▶ _TASK REQUIREMENTS_:
Read the data and repeat it in full, exactly.

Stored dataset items
Start

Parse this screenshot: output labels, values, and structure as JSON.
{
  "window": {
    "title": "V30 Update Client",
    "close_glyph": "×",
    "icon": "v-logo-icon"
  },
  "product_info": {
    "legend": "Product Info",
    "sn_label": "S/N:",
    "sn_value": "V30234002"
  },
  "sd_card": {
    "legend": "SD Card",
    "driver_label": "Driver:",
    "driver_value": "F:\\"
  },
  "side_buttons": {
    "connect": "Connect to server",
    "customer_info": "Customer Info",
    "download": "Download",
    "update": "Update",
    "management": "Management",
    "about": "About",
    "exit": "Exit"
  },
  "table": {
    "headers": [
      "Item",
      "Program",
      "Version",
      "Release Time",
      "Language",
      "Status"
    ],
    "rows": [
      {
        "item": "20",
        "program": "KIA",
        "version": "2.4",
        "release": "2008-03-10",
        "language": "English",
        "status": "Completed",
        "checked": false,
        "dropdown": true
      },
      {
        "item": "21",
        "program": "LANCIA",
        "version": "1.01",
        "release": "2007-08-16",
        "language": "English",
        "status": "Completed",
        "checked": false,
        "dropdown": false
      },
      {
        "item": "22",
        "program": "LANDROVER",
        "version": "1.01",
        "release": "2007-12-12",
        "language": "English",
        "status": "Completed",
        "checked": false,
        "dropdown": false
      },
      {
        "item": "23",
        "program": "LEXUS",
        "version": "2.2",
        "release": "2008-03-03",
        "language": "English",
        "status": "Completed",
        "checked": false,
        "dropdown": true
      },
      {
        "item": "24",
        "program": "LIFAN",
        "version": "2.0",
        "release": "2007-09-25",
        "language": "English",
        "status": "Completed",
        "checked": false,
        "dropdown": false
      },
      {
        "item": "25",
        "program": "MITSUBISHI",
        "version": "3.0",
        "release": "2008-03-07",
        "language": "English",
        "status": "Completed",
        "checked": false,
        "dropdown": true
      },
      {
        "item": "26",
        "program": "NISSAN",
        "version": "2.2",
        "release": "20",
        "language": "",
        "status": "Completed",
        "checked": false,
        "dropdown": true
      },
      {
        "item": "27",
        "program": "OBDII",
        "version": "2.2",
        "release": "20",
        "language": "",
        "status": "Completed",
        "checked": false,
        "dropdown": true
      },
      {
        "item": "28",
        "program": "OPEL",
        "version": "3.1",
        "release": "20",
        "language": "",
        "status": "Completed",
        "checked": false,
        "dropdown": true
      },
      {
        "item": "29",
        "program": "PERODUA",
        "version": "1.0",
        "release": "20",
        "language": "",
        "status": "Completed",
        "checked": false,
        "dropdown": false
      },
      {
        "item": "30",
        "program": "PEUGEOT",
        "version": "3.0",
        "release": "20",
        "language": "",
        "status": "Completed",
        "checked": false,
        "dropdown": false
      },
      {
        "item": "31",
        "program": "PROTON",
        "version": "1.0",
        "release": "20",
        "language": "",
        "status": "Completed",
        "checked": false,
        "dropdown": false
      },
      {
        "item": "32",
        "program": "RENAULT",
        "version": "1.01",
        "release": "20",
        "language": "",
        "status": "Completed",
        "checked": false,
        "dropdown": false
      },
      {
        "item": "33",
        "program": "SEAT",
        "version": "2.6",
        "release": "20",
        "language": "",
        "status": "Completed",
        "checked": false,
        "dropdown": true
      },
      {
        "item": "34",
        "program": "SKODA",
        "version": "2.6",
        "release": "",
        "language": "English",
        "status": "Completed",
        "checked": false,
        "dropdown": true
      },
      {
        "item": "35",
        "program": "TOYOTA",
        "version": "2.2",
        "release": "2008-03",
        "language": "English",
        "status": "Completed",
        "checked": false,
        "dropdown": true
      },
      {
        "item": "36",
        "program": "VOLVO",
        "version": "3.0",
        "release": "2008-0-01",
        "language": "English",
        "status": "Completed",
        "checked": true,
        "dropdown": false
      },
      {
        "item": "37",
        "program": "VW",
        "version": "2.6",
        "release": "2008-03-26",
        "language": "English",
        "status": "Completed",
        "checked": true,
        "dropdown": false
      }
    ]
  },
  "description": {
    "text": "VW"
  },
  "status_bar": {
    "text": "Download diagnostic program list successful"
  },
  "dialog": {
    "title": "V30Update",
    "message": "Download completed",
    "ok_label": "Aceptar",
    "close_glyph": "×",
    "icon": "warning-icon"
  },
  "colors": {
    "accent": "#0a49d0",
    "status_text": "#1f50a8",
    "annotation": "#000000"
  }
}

End

▶ _EXERCISE ANSWER_:
Parse this screenshot: output labels, values, and structure as JSON.
{
  "window": {
    "title": "V30 Update Client",
    "close_glyph": "×",
    "icon": "v-logo-icon"
  },
  "product_info": {
    "legend": "Product Info",
    "sn_label": "S/N:",
    "sn_value": "V30234002"
  },
  "sd_card": {
    "legend": "SD Card",
    "driver_label": "Driver:",
    "driver_value": "F:\\"
  },
  "side_buttons": {
    "connect": "Connect to server",
    "customer_info": "Customer Info",
    "download": "Download",
    "update": "Update",
    "management": "Management",
    "about": "About",
    "exit": "Exit"
  },
  "table": {
    "headers": [
      "Item",
      "Program",
      "Version",
      "Release Time",
      "Language",
      "Status"
    ],
    "rows": [
      {
        "item": "20",
        "program": "KIA",
        "version": "2.4",
        "release": "2008-03-10",
        "language": "English",
        "status": "Completed",
        "checked": false,
        "dropdown": true
      },
      {
        "item": "21",
        "program": "LANCIA",
        "version": "1.01",
        "release": "2007-08-16",
        "language": "English",
        "status": "Completed",
        "checked": false,
        "dropdown": false
      },
      {
        "item": "22",
        "program": "LANDROVER",
        "version": "1.01",
        "release": "2007-12-12",
        "language": "English",
        "status": "Completed",
        "checked": false,
        "dropdown": false
      },
      {
        "item": "23",
        "program": "LEXUS",
        "version": "2.2",
        "release": "2008-03-03",
        "language": "English",
        "status": "Completed",
        "checked": false,
        "dropdown": true
      },
      {
        "item": "24",
        "program": "LIFAN",
        "version": "2.0",
        "release": "2007-09-25",
        "language": "English",
        "status": "Completed",
        "checked": false,
        "dropdown": false
      },
      {
        "item": "25",
        "program": "MITSUBISHI",
        "version": "3.0",
        "release": "2008-03-07",
        "language": "English",
        "status": "Completed",
        "checked": false,
        "dropdown": true
      },
      {
        "item": "26",
        "program": "NISSAN",
        "version": "2.2",
        "release": "20",
        "language": "",
        "status": "Completed",
        "checked": false,
        "dropdown": true
      },
      {
        "item": "27",
        "program": "OBDII",
        "version": "2.2",
        "release": "20",
        "language": "",
        "status": "Completed",
        "checked": false,
        "dropdown": true
      },
      {
        "item": "28",
        "program": "OPEL",
        "version": "3.1",
        "release": "20",
        "language": "",
        "status": "Completed",
        "checked": false,
        "dropdown": true
      },
      {
        "item": "29",
        "program": "PERODUA",
        "version": "1.0",
        "release": "20",
        "language": "",
        "status": "Completed",
        "checked": false,
        "dropdown": false
      },
      {
        "item": "30",
        "program": "PEUGEOT",
        "version": "3.0",
        "release": "20",
        "language": "",
        "status": "Completed",
        "checked": false,
        "dropdown": false
      },
      {
        "item": "31",
        "program": "PROTON",
        "version": "1.0",
        "release": "20",
        "language": "",
        "status": "Completed",
        "checked": false,
        "dropdown": false
      },
      {
        "item": "32",
        "program": "RENAULT",
        "version": "1.01",
        "release": "20",
        "language": "",
        "status": "Completed",
        "checked": false,
        "dropdown": false
      },
      {
        "item": "33",
        "program": "SEAT",
        "version": "2.6",
        "release": "20",
        "language": "",
        "status": "Completed",
        "checked": false,
        "dropdown": true
      },
      {
        "item": "34",
        "program": "SKODA",
        "version": "2.6",
        "release": "",
        "language": "English",
        "status": "Completed",
        "checked": false,
        "dropdown": true
      },
      {
        "item": "35",
        "program": "TOYOTA",
        "version": "2.2",
        "release": "2008-03",
        "language": "English",
        "status": "Completed",
        "checked": false,
        "dropdown": true
      },
      {
        "item": "36",
        "program": "VOLVO",
        "version": "3.0",
        "release": "2008-0-01",
        "language": "English",
        "status": "Completed",
        "checked": true,
        "dropdown": false
      },
      {
        "item": "37",
        "program": "VW",
        "version": "2.6",
        "release": "2008-03-26",
        "language": "English",
        "status": "Completed",
        "checked": true,
        "dropdown": false
      }
    ]
  },
  "description": {
    "text": "VW"
  },
  "status_bar": {
    "text": "Download diagnostic program list successful"
  },
  "dialog": {
    "title": "V30Update",
    "message": "Download completed",
    "ok_label": "Aceptar",
    "close_glyph": "×",
    "icon": "warning-icon"
  },
  "colors": {
    "accent": "#0a49d0",
    "status_text": "#1f50a8",
    "annotation": "#000000"
  }
}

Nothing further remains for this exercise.